begin DATA EXCERPTS

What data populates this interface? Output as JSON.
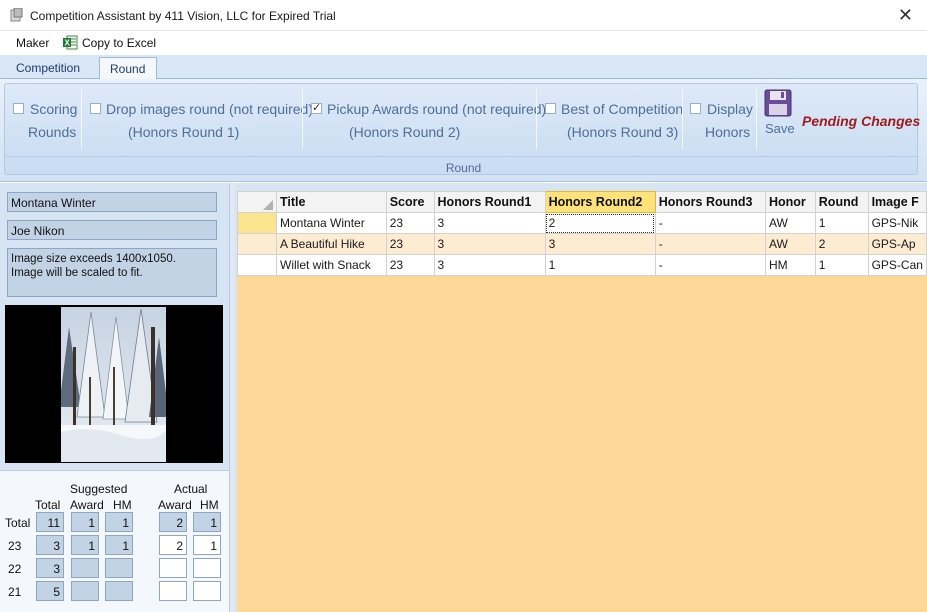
{
  "window": {
    "title": "Competition Assistant by 411 Vision, LLC for Expired Trial",
    "close_glyph": "✕"
  },
  "menu": {
    "items": [
      "Maker",
      "Copy to Excel"
    ]
  },
  "tabs": [
    {
      "label": "Competition",
      "active": false
    },
    {
      "label": "Round",
      "active": true
    }
  ],
  "ribbon": {
    "groups": [
      {
        "line1": "Scoring",
        "line2": "Rounds",
        "checked": false
      },
      {
        "line1": "Drop images round (not required)",
        "line2": "(Honors Round 1)",
        "checked": false
      },
      {
        "line1": "Pickup Awards round (not required)",
        "line2": "(Honors Round 2)",
        "checked": true
      },
      {
        "line1": "Best of Competition",
        "line2": "(Honors Round 3)",
        "checked": false
      },
      {
        "line1": "Display",
        "line2": "Honors",
        "checked": false
      }
    ],
    "save_label": "Save",
    "pending_label": "Pending Changes",
    "group_label": "Round",
    "colors": {
      "pending": "#a01c1c",
      "label": "#4f6f95"
    }
  },
  "left": {
    "image_title": "Montana Winter",
    "maker": "Joe Nikon",
    "message_line1": "Image size exceeds 1400x1050.",
    "message_line2": "Image will be scaled to fit."
  },
  "stats": {
    "headers": {
      "suggested": "Suggested",
      "actual": "Actual",
      "total": "Total",
      "award": "Award",
      "hm": "HM"
    },
    "rows": [
      {
        "label": "Total",
        "total": "11",
        "s_award": "1",
        "s_hm": "1",
        "a_award": "2",
        "a_hm": "1"
      },
      {
        "label": "23",
        "total": "3",
        "s_award": "1",
        "s_hm": "1",
        "a_award": "2",
        "a_hm": "1"
      },
      {
        "label": "22",
        "total": "3",
        "s_award": "",
        "s_hm": "",
        "a_award": "",
        "a_hm": ""
      },
      {
        "label": "21",
        "total": "5",
        "s_award": "",
        "s_hm": "",
        "a_award": "",
        "a_hm": ""
      }
    ]
  },
  "grid": {
    "columns": [
      "Title",
      "Score",
      "Honors Round1",
      "Honors Round2",
      "Honors Round3",
      "Honor",
      "Round",
      "Image F"
    ],
    "selected_column": "Honors Round2",
    "rows": [
      [
        "Montana Winter",
        "23",
        "3",
        "2",
        "-",
        "AW",
        "1",
        "GPS-Nik"
      ],
      [
        "A Beautiful Hike",
        "23",
        "3",
        "3",
        "-",
        "AW",
        "2",
        "GPS-Ap"
      ],
      [
        "Willet with Snack",
        "23",
        "3",
        "1",
        "-",
        "HM",
        "1",
        "GPS-Can"
      ]
    ],
    "colors": {
      "background": "#fdd797",
      "alt_row": "#fdebd2",
      "selected_header": "#fde27a"
    }
  }
}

end DATA EXCERPTS

Which lines in the data above contain "Winter"? Show each one.

▸ **SOLUTION**:
    "image_title": "Montana Winter",
        "Montana Winter",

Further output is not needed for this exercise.